• AIM OF THE EXERCISE: Reproduce the rows from the first one through the line containing "heatmap-cell: 0.93 (2099, 771, 2228, 891)", substituting "x-axis-tick" for each "x-tick-mark" and keeping everything else the same.

═════ MATERIAL PROVIDED ═════

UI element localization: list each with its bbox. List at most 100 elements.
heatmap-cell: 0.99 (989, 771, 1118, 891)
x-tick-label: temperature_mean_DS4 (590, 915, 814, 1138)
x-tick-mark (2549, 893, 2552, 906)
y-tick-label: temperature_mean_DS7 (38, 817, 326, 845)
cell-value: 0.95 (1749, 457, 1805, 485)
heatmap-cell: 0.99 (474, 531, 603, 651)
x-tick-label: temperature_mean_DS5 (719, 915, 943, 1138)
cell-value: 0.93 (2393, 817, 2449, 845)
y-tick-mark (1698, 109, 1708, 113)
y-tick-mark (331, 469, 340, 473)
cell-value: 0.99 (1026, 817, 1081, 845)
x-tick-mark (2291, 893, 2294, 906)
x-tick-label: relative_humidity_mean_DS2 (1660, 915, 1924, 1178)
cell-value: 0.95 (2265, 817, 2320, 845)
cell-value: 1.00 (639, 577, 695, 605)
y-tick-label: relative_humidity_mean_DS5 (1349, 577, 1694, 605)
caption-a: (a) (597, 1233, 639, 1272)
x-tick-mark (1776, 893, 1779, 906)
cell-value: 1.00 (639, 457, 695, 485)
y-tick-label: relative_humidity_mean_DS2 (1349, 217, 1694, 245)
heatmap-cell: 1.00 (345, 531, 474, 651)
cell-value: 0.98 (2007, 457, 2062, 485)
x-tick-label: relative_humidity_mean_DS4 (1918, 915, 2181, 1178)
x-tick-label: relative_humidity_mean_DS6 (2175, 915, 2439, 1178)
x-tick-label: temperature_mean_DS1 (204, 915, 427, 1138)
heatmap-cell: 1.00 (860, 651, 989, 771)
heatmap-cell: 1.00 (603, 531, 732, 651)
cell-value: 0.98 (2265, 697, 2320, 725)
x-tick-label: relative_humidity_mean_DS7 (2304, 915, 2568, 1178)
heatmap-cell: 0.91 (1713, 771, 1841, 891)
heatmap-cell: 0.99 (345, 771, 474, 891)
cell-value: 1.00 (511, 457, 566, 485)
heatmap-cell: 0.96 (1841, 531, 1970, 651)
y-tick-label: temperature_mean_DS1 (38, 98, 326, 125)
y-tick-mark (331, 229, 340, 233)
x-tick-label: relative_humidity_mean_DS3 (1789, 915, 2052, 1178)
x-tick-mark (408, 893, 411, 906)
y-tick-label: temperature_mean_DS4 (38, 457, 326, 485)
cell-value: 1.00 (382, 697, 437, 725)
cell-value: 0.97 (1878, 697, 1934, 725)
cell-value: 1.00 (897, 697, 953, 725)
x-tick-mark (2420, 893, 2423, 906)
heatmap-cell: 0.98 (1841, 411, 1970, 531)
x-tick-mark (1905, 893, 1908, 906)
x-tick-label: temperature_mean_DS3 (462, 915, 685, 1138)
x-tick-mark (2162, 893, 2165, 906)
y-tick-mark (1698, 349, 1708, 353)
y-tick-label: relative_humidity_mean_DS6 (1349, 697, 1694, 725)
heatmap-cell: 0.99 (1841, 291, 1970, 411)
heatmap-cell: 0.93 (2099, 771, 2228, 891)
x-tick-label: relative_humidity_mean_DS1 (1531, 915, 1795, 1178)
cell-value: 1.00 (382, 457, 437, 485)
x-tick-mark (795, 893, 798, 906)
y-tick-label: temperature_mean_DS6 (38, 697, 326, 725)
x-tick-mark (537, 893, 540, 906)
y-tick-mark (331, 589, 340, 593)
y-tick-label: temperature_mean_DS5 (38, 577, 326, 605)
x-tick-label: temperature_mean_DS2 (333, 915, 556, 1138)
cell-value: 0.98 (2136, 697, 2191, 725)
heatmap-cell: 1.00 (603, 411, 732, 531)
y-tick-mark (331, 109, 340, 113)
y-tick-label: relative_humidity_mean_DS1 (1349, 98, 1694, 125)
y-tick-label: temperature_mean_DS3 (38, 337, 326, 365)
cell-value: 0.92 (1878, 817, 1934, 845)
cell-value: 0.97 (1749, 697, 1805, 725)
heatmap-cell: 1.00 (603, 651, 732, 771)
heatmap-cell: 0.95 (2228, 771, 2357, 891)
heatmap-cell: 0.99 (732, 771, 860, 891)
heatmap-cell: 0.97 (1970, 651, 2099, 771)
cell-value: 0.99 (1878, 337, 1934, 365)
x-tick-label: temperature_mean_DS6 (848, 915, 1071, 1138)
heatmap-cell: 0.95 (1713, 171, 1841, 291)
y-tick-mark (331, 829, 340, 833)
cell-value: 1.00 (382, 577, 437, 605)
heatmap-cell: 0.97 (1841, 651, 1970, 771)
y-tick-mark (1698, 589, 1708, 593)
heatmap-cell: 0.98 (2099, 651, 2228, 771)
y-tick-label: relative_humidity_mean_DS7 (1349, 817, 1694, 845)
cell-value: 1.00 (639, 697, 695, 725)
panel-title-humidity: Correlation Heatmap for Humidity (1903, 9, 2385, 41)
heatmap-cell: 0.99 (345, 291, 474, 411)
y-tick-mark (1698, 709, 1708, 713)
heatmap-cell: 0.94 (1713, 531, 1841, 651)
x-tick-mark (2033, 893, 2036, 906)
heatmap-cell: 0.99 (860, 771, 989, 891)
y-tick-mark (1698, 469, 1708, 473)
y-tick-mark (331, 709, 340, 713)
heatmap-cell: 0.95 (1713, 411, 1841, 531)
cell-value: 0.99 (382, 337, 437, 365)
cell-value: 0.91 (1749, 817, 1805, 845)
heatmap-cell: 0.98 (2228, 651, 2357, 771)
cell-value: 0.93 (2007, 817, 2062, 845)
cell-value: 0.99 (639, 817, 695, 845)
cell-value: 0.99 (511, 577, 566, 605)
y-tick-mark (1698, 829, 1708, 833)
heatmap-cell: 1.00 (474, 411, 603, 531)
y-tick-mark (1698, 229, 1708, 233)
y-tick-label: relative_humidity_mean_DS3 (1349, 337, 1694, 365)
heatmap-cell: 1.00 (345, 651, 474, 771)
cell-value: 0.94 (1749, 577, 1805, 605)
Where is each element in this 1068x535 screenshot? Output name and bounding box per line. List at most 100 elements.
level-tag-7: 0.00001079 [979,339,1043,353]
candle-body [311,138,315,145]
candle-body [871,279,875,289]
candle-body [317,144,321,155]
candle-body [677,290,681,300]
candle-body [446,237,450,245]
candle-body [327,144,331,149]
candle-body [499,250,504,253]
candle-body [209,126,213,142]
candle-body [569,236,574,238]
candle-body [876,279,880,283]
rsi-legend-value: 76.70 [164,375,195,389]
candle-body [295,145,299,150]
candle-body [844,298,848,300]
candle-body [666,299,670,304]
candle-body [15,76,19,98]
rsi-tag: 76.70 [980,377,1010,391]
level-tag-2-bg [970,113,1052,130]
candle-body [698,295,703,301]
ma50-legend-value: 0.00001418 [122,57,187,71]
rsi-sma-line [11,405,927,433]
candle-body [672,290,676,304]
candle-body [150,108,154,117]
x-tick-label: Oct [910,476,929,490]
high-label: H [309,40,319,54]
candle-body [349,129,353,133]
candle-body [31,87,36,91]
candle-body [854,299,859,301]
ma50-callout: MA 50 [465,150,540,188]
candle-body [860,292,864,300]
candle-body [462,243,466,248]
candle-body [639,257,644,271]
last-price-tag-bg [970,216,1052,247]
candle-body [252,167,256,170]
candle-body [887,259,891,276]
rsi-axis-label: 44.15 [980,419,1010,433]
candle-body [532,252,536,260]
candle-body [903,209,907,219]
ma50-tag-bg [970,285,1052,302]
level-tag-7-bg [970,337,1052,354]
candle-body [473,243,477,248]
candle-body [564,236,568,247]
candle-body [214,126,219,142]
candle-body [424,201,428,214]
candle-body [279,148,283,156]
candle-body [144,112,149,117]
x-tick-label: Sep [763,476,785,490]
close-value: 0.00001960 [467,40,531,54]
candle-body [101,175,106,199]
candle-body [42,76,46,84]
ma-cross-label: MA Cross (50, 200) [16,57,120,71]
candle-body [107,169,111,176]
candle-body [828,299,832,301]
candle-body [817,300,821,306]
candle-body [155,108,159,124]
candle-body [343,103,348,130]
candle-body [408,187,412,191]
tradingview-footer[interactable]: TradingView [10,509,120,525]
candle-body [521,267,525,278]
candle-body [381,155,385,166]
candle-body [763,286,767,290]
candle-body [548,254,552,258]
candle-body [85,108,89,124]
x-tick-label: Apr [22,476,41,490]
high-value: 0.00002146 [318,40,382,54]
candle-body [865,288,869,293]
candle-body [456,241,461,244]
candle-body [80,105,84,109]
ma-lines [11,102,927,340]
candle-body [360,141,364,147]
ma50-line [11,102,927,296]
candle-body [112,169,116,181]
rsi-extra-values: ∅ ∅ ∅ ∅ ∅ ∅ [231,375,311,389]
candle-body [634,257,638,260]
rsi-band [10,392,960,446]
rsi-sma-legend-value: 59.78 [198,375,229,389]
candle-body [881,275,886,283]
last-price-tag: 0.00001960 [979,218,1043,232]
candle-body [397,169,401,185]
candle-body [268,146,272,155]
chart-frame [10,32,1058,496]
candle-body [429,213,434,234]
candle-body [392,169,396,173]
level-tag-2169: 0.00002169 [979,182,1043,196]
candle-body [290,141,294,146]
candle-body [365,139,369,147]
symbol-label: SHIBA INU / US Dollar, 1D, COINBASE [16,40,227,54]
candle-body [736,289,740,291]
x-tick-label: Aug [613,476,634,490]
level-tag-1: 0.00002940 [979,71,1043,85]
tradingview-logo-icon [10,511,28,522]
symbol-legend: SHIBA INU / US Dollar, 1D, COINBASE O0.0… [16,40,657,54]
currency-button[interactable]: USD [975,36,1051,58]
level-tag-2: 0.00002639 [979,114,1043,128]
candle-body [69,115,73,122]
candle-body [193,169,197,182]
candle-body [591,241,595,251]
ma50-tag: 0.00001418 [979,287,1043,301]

═════

• RESPONSE TO THE TASK:
UI element localization: list each with its bbox. List at most 100 elements.
heatmap-cell: 0.99 (989, 771, 1118, 891)
x-tick-label: temperature_mean_DS4 (590, 915, 814, 1138)
x-axis-tick (2549, 893, 2552, 906)
y-tick-label: temperature_mean_DS7 (38, 817, 326, 845)
cell-value: 0.95 (1749, 457, 1805, 485)
heatmap-cell: 0.99 (474, 531, 603, 651)
x-tick-label: temperature_mean_DS5 (719, 915, 943, 1138)
cell-value: 0.93 (2393, 817, 2449, 845)
y-tick-mark (1698, 109, 1708, 113)
y-tick-mark (331, 469, 340, 473)
cell-value: 0.99 (1026, 817, 1081, 845)
x-axis-tick (2291, 893, 2294, 906)
x-tick-label: relative_humidity_mean_DS2 (1660, 915, 1924, 1178)
cell-value: 0.95 (2265, 817, 2320, 845)
cell-value: 1.00 (639, 577, 695, 605)
y-tick-label: relative_humidity_mean_DS5 (1349, 577, 1694, 605)
caption-a: (a) (597, 1233, 639, 1272)
x-axis-tick (1776, 893, 1779, 906)
cell-value: 1.00 (639, 457, 695, 485)
y-tick-label: relative_humidity_mean_DS2 (1349, 217, 1694, 245)
heatmap-cell: 1.00 (345, 531, 474, 651)
cell-value: 0.98 (2007, 457, 2062, 485)
x-tick-label: relative_humidity_mean_DS4 (1918, 915, 2181, 1178)
x-tick-label: relative_humidity_mean_DS6 (2175, 915, 2439, 1178)
x-tick-label: temperature_mean_DS1 (204, 915, 427, 1138)
heatmap-cell: 1.00 (860, 651, 989, 771)
heatmap-cell: 1.00 (603, 531, 732, 651)
cell-value: 0.98 (2265, 697, 2320, 725)
x-tick-label: relative_humidity_mean_DS7 (2304, 915, 2568, 1178)
heatmap-cell: 0.91 (1713, 771, 1841, 891)
heatmap-cell: 0.99 (345, 771, 474, 891)
cell-value: 1.00 (511, 457, 566, 485)
heatmap-cell: 0.96 (1841, 531, 1970, 651)
y-tick-label: temperature_mean_DS1 (38, 98, 326, 125)
y-tick-mark (331, 229, 340, 233)
x-tick-label: relative_humidity_mean_DS3 (1789, 915, 2052, 1178)
x-axis-tick (408, 893, 411, 906)
y-tick-label: temperature_mean_DS4 (38, 457, 326, 485)
cell-value: 1.00 (382, 697, 437, 725)
cell-value: 0.97 (1878, 697, 1934, 725)
cell-value: 1.00 (897, 697, 953, 725)
x-axis-tick (2420, 893, 2423, 906)
heatmap-cell: 0.98 (1841, 411, 1970, 531)
x-axis-tick (1905, 893, 1908, 906)
x-tick-label: temperature_mean_DS3 (462, 915, 685, 1138)
x-axis-tick (2162, 893, 2165, 906)
y-tick-mark (1698, 349, 1708, 353)
y-tick-label: relative_humidity_mean_DS6 (1349, 697, 1694, 725)
heatmap-cell: 0.99 (1841, 291, 1970, 411)
heatmap-cell: 0.93 (2099, 771, 2228, 891)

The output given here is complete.